» Your instructions
Make an exact copy of all the records.

+--

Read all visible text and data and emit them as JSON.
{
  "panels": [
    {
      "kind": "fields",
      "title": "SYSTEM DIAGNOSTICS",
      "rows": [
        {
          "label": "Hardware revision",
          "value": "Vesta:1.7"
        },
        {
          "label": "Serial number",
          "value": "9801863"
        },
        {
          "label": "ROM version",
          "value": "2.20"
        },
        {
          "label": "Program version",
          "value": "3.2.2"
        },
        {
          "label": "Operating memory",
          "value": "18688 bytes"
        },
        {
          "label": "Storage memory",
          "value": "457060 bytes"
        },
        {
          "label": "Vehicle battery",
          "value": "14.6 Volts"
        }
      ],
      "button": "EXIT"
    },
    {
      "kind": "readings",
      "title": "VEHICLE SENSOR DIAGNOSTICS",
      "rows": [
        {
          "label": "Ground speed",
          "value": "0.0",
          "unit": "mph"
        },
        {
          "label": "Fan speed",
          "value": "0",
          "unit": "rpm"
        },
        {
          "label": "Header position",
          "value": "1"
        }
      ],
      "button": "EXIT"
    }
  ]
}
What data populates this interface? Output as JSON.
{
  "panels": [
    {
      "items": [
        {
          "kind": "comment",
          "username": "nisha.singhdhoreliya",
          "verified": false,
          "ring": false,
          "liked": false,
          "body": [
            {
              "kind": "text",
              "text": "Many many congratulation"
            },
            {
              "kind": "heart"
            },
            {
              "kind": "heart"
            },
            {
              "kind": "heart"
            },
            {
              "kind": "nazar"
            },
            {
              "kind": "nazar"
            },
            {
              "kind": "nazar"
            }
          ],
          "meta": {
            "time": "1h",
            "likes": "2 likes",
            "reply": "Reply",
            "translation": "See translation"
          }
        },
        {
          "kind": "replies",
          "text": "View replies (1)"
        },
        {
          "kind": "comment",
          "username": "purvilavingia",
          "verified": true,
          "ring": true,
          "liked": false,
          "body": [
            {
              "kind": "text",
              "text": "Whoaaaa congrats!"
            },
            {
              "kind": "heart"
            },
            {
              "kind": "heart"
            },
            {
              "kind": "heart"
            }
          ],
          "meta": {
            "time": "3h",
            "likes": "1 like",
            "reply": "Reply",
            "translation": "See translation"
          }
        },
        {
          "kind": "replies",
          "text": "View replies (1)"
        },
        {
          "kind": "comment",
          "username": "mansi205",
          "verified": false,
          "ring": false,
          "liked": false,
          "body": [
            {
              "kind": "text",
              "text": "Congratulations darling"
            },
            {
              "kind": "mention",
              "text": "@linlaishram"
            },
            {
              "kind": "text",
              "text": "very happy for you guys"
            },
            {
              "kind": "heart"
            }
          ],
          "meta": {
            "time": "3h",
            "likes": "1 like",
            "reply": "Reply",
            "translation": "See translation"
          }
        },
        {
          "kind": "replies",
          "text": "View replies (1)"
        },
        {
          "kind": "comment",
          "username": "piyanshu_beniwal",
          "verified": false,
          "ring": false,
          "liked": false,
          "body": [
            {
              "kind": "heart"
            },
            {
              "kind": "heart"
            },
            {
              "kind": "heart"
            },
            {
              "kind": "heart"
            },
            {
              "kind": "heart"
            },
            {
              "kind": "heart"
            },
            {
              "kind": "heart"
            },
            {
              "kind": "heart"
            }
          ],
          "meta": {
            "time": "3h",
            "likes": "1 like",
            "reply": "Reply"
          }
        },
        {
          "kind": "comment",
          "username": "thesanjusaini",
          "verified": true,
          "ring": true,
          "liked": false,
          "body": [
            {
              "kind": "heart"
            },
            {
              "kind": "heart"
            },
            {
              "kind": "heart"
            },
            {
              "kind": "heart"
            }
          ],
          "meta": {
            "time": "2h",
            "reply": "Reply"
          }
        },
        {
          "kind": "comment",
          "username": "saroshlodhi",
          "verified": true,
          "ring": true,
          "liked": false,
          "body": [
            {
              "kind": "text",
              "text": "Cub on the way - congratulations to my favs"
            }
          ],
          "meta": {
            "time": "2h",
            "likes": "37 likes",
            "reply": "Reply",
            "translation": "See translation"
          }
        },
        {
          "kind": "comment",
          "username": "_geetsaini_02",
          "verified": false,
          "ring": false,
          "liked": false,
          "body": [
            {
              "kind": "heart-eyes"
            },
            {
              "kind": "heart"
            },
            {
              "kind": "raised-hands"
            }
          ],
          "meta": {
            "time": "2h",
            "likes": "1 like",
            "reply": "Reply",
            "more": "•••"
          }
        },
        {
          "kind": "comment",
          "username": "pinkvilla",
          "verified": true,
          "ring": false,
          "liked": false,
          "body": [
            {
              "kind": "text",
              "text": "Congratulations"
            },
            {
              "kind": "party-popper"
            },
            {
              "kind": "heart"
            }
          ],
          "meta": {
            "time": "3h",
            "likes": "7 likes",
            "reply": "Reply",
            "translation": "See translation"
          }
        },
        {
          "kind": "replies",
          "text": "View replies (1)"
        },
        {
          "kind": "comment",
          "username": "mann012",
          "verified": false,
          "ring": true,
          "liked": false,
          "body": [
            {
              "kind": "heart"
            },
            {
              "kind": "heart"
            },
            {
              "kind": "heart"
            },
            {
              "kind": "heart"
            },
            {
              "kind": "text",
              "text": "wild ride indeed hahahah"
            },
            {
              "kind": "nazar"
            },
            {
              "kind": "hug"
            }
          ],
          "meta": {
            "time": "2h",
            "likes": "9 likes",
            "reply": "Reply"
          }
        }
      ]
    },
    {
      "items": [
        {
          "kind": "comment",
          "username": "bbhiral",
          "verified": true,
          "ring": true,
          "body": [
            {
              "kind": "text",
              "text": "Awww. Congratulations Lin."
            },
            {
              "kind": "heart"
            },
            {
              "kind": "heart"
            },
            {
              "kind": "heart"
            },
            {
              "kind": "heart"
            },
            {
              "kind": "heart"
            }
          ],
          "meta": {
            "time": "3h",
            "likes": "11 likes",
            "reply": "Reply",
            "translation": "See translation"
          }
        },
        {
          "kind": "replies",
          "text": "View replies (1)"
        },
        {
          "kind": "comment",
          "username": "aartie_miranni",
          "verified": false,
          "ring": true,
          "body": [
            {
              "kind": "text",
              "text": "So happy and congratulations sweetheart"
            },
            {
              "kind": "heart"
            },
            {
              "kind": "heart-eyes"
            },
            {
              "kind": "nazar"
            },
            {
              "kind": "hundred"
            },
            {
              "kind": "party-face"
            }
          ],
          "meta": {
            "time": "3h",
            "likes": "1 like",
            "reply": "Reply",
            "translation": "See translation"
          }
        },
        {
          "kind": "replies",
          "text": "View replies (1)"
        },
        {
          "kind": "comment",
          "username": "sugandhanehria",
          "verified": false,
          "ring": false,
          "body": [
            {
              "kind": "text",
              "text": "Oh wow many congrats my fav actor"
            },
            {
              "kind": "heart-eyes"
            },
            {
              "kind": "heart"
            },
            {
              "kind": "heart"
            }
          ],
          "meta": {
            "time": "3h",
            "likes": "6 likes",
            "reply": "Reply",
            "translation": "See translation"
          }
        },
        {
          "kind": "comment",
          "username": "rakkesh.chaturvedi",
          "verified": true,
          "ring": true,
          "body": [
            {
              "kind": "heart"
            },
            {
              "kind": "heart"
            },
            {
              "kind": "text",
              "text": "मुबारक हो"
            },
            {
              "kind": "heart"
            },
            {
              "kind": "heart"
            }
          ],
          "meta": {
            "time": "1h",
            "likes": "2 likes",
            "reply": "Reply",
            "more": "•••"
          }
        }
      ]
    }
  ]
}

+--

» Task output
Read all visible text and data and emit them as JSON.
{
  "panels": [
    {
      "kind": "fields",
      "title": "SYSTEM DIAGNOSTICS",
      "rows": [
        {
          "label": "Hardware revision",
          "value": "Vesta:1.7"
        },
        {
          "label": "Serial number",
          "value": "9801863"
        },
        {
          "label": "ROM version",
          "value": "2.20"
        },
        {
          "label": "Program version",
          "value": "3.2.2"
        },
        {
          "label": "Operating memory",
          "value": "18688 bytes"
        },
        {
          "label": "Storage memory",
          "value": "457060 bytes"
        },
        {
          "label": "Vehicle battery",
          "value": "14.6 Volts"
        }
      ],
      "button": "EXIT"
    },
    {
      "kind": "readings",
      "title": "VEHICLE SENSOR DIAGNOSTICS",
      "rows": [
        {
          "label": "Ground speed",
          "value": "0.0",
          "unit": "mph"
        },
        {
          "label": "Fan speed",
          "value": "0",
          "unit": "rpm"
        },
        {
          "label": "Header position",
          "value": "1"
        }
      ],
      "button": "EXIT"
    }
  ]
}
What data populates this interface? Output as JSON.
{
  "panels": [
    {
      "items": [
        {
          "kind": "comment",
          "username": "nisha.singhdhoreliya",
          "verified": false,
          "ring": false,
          "liked": false,
          "body": [
            {
              "kind": "text",
              "text": "Many many congratulation"
            },
            {
              "kind": "heart"
            },
            {
              "kind": "heart"
            },
            {
              "kind": "heart"
            },
            {
              "kind": "nazar"
            },
            {
              "kind": "nazar"
            },
            {
              "kind": "nazar"
            }
          ],
          "meta": {
            "time": "1h",
            "likes": "2 likes",
            "reply": "Reply",
            "translation": "See translation"
          }
        },
        {
          "kind": "replies",
          "text": "View replies (1)"
        },
        {
          "kind": "comment",
          "username": "purvilavingia",
          "verified": true,
          "ring": true,
          "liked": false,
          "body": [
            {
              "kind": "text",
              "text": "Whoaaaa congrats!"
            },
            {
              "kind": "heart"
            },
            {
              "kind": "heart"
            },
            {
              "kind": "heart"
            }
          ],
          "meta": {
            "time": "3h",
            "likes": "1 like",
            "reply": "Reply",
            "translation": "See translation"
          }
        },
        {
          "kind": "replies",
          "text": "View replies (1)"
        },
        {
          "kind": "comment",
          "username": "mansi205",
          "verified": false,
          "ring": false,
          "liked": false,
          "body": [
            {
              "kind": "text",
              "text": "Congratulations darling"
            },
            {
              "kind": "mention",
              "text": "@linlaishram"
            },
            {
              "kind": "text",
              "text": "very happy for you guys"
            },
            {
              "kind": "heart"
            }
          ],
          "meta": {
            "time": "3h",
            "likes": "1 like",
            "reply": "Reply",
            "translation": "See translation"
          }
        },
        {
          "kind": "replies",
          "text": "View replies (1)"
        },
        {
          "kind": "comment",
          "username": "piyanshu_beniwal",
          "verified": false,
          "ring": false,
          "liked": false,
          "body": [
            {
              "kind": "heart"
            },
            {
              "kind": "heart"
            },
            {
              "kind": "heart"
            },
            {
              "kind": "heart"
            },
            {
              "kind": "heart"
            },
            {
              "kind": "heart"
            },
            {
              "kind": "heart"
            },
            {
              "kind": "heart"
            }
          ],
          "meta": {
            "time": "3h",
            "likes": "1 like",
            "reply": "Reply"
          }
        },
        {
          "kind": "comment",
          "username": "thesanjusaini",
          "verified": true,
          "ring": true,
          "liked": false,
          "body": [
            {
              "kind": "heart"
            },
            {
              "kind": "heart"
            },
            {
              "kind": "heart"
            },
            {
              "kind": "heart"
            }
          ],
          "meta": {
            "time": "2h",
            "reply": "Reply"
          }
        },
        {
          "kind": "comment",
          "username": "saroshlodhi",
          "verified": true,
          "ring": true,
          "liked": false,
          "body": [
            {
              "kind": "text",
              "text": "Cub on the way - congratulations to my favs"
            }
          ],
          "meta": {
            "time": "2h",
            "likes": "37 likes",
            "reply": "Reply",
            "translation": "See translation"
          }
        },
        {
          "kind": "comment",
          "username": "_geetsaini_02",
          "verified": false,
          "ring": false,
          "liked": false,
          "body": [
            {
              "kind": "heart-eyes"
            },
            {
              "kind": "heart"
            },
            {
              "kind": "raised-hands"
            }
          ],
          "meta": {
            "time": "2h",
            "likes": "1 like",
            "reply": "Reply",
            "more": "•••"
          }
        },
        {
          "kind": "comment",
          "username": "pinkvilla",
          "verified": true,
          "ring": false,
          "liked": false,
          "body": [
            {
              "kind": "text",
              "text": "Congratulations"
            },
            {
              "kind": "party-popper"
            },
            {
              "kind": "heart"
            }
          ],
          "meta": {
            "time": "3h",
            "likes": "7 likes",
            "reply": "Reply",
            "translation": "See translation"
          }
        },
        {
          "kind": "replies",
          "text": "View replies (1)"
        },
        {
          "kind": "comment",
          "username": "mann012",
          "verified": false,
          "ring": true,
          "liked": false,
          "body": [
            {
              "kind": "heart"
            },
            {
              "kind": "heart"
            },
            {
              "kind": "heart"
            },
            {
              "kind": "heart"
            },
            {
              "kind": "text",
              "text": "wild ride indeed hahahah"
            },
            {
              "kind": "nazar"
            },
            {
              "kind": "hug"
            }
          ],
          "meta": {
            "time": "2h",
            "likes": "9 likes",
            "reply": "Reply"
          }
        }
      ]
    },
    {
      "items": [
        {
          "kind": "comment",
          "username": "bbhiral",
          "verified": true,
          "ring": true,
          "body": [
            {
              "kind": "text",
              "text": "Awww. Congratulations Lin."
            },
            {
              "kind": "heart"
            },
            {
              "kind": "heart"
            },
            {
              "kind": "heart"
            },
            {
              "kind": "heart"
            },
            {
              "kind": "heart"
            }
          ],
          "meta": {
            "time": "3h",
            "likes": "11 likes",
            "reply": "Reply",
            "translation": "See translation"
          }
        },
        {
          "kind": "replies",
          "text": "View replies (1)"
        },
        {
          "kind": "comment",
          "username": "aartie_miranni",
          "verified": false,
          "ring": true,
          "body": [
            {
              "kind": "text",
              "text": "So happy and congratulations sweetheart"
            },
            {
              "kind": "heart"
            },
            {
              "kind": "heart-eyes"
            },
            {
              "kind": "nazar"
            },
            {
              "kind": "hundred"
            },
            {
              "kind": "party-face"
            }
          ],
          "meta": {
            "time": "3h",
            "likes": "1 like",
            "reply": "Reply",
            "translation": "See translation"
          }
        },
        {
          "kind": "replies",
          "text": "View replies (1)"
        },
        {
          "kind": "comment",
          "username": "sugandhanehria",
          "verified": false,
          "ring": false,
          "body": [
            {
              "kind": "text",
              "text": "Oh wow many congrats my fav actor"
            },
            {
              "kind": "heart-eyes"
            },
            {
              "kind": "heart"
            },
            {
              "kind": "heart"
            }
          ],
          "meta": {
            "time": "3h",
            "likes": "6 likes",
            "reply": "Reply",
            "translation": "See translation"
          }
        },
        {
          "kind": "comment",
          "username": "rakkesh.chaturvedi",
          "verified": true,
          "ring": true,
          "body": [
            {
              "kind": "heart"
            },
            {
              "kind": "heart"
            },
            {
              "kind": "text",
              "text": "मुबारक हो"
            },
            {
              "kind": "heart"
            },
            {
              "kind": "heart"
            }
          ],
          "meta": {
            "time": "1h",
            "likes": "2 likes",
            "reply": "Reply",
            "more": "•••"
          }
        }
      ]
    }
  ]
}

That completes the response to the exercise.